- **Directive**: Gather every line in the items below that contains the string "legend", treating uppercase and lowercase letters as different.

## BEGIN Records for the exercise

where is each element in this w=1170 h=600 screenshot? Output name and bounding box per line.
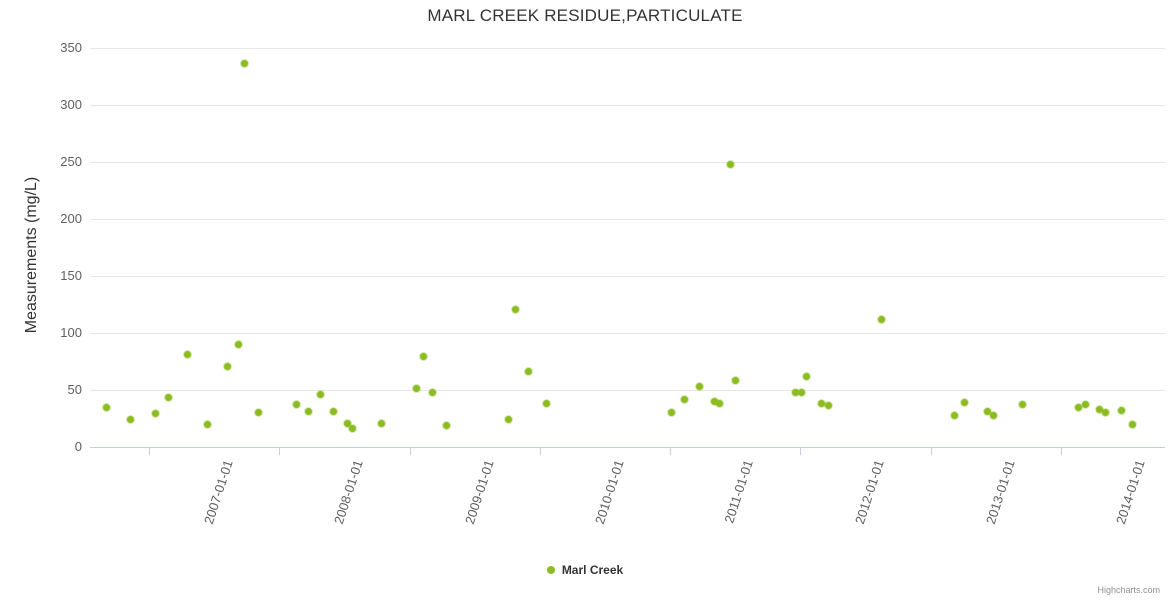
data-point[interactable] xyxy=(667,409,675,417)
x-axis-tick-mark xyxy=(539,448,541,455)
data-point[interactable] xyxy=(798,388,806,396)
x-axis-tick-label: 2009-01-01 xyxy=(461,458,497,526)
data-point[interactable] xyxy=(732,377,740,385)
grid-line xyxy=(90,333,1165,334)
x-axis-tick-label: 2011-01-01 xyxy=(721,458,756,525)
data-point[interactable] xyxy=(240,60,248,68)
data-point[interactable] xyxy=(960,399,968,407)
data-point[interactable] xyxy=(204,420,212,428)
data-point[interactable] xyxy=(126,416,134,424)
legend-item-marl-creek[interactable]: Marl Creek xyxy=(546,563,624,577)
data-point[interactable] xyxy=(329,408,337,416)
data-point[interactable] xyxy=(803,372,811,380)
x-axis-tick-mark xyxy=(279,448,281,455)
data-point[interactable] xyxy=(696,383,704,391)
data-point[interactable] xyxy=(512,305,519,313)
plot-area xyxy=(90,48,1165,448)
x-axis-tick-mark xyxy=(669,448,671,455)
data-point[interactable] xyxy=(224,362,232,370)
credits-label: Highcharts.com xyxy=(1097,585,1160,595)
data-point[interactable] xyxy=(349,425,356,433)
data-point[interactable] xyxy=(293,401,301,409)
data-point[interactable] xyxy=(1117,407,1125,415)
legend-marker-icon xyxy=(546,566,555,574)
grid-line xyxy=(90,48,1165,49)
x-axis-tick-label: 2012-01-01 xyxy=(852,458,887,526)
data-point[interactable] xyxy=(543,400,551,408)
data-point[interactable] xyxy=(716,400,724,408)
x-axis-tick-label: 2007-01-01 xyxy=(200,458,236,526)
data-point[interactable] xyxy=(343,419,351,427)
data-point[interactable] xyxy=(710,397,718,405)
data-point[interactable] xyxy=(1018,401,1026,409)
x-axis-tick-label: 2008-01-01 xyxy=(330,458,366,526)
data-point[interactable] xyxy=(420,353,428,361)
y-axis-tick-label: 100 xyxy=(60,325,82,340)
data-point[interactable] xyxy=(235,340,243,348)
data-point[interactable] xyxy=(1081,401,1089,409)
grid-line xyxy=(90,219,1165,220)
x-axis-tick-mark xyxy=(1060,448,1062,455)
y-axis-tick-label: 200 xyxy=(60,211,82,226)
data-point[interactable] xyxy=(818,400,826,408)
y-axis-tick-label: 300 xyxy=(60,97,82,112)
data-point[interactable] xyxy=(378,419,386,427)
data-point[interactable] xyxy=(305,408,313,416)
data-point[interactable] xyxy=(1101,409,1109,417)
chart-title: MARL CREEK RESIDUE,PARTICULATE xyxy=(427,6,743,25)
data-point[interactable] xyxy=(989,411,997,419)
data-point[interactable] xyxy=(412,385,420,393)
x-axis-tick-label: 2010-01-01 xyxy=(591,458,627,526)
legend: Marl Creek xyxy=(0,563,1170,577)
data-point[interactable] xyxy=(824,402,832,410)
data-point[interactable] xyxy=(184,351,192,359)
y-axis-tick-label: 350 xyxy=(60,40,82,55)
y-axis-tick-label: 150 xyxy=(60,268,82,283)
y-axis-tick-label: 0 xyxy=(74,439,82,454)
y-axis-tick-label: 50 xyxy=(67,382,82,397)
x-axis-tick-mark xyxy=(148,448,150,455)
data-point[interactable] xyxy=(152,410,160,418)
data-point[interactable] xyxy=(984,408,992,416)
data-point[interactable] xyxy=(443,421,451,429)
grid-line xyxy=(90,105,1165,106)
x-axis-tick-label: 2014-01-01 xyxy=(1112,458,1148,526)
data-point[interactable] xyxy=(164,394,172,402)
data-point[interactable] xyxy=(504,416,512,424)
data-point[interactable] xyxy=(316,391,324,399)
data-point[interactable] xyxy=(951,411,959,419)
data-point[interactable] xyxy=(680,395,688,403)
x-axis-tick-mark xyxy=(930,448,932,455)
x-axis-tick-mark xyxy=(409,448,411,455)
y-axis-tick-label: 250 xyxy=(60,154,82,169)
grid-line xyxy=(90,276,1165,277)
x-axis-tick-mark xyxy=(800,448,802,455)
data-point[interactable] xyxy=(255,409,263,417)
x-axis-tick-label: 2013-01-01 xyxy=(982,458,1018,526)
data-point[interactable] xyxy=(727,160,735,168)
data-point[interactable] xyxy=(1128,420,1136,428)
data-point[interactable] xyxy=(428,388,436,396)
data-point[interactable] xyxy=(1096,405,1104,413)
data-point[interactable] xyxy=(792,388,800,396)
legend-item-label: Marl Creek xyxy=(561,563,624,577)
grid-line xyxy=(90,390,1165,391)
data-point[interactable] xyxy=(103,403,111,411)
data-point[interactable] xyxy=(525,368,533,376)
x-axis-line xyxy=(90,447,1165,448)
data-point[interactable] xyxy=(877,315,885,323)
data-point[interactable] xyxy=(1075,403,1083,411)
grid-line xyxy=(90,162,1165,163)
y-axis-labels: 0 50 100 150 200 250 300 350 xyxy=(0,40,82,454)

## END Records for the exercise

- **Answer to this exercise**:
legend-item-marl-creek[interactable]: Marl Creek xyxy=(546,563,624,577)
legend-marker-icon xyxy=(546,566,555,574)
legend: Marl Creek xyxy=(0,563,1170,577)
legend-item-label: Marl Creek xyxy=(561,563,624,577)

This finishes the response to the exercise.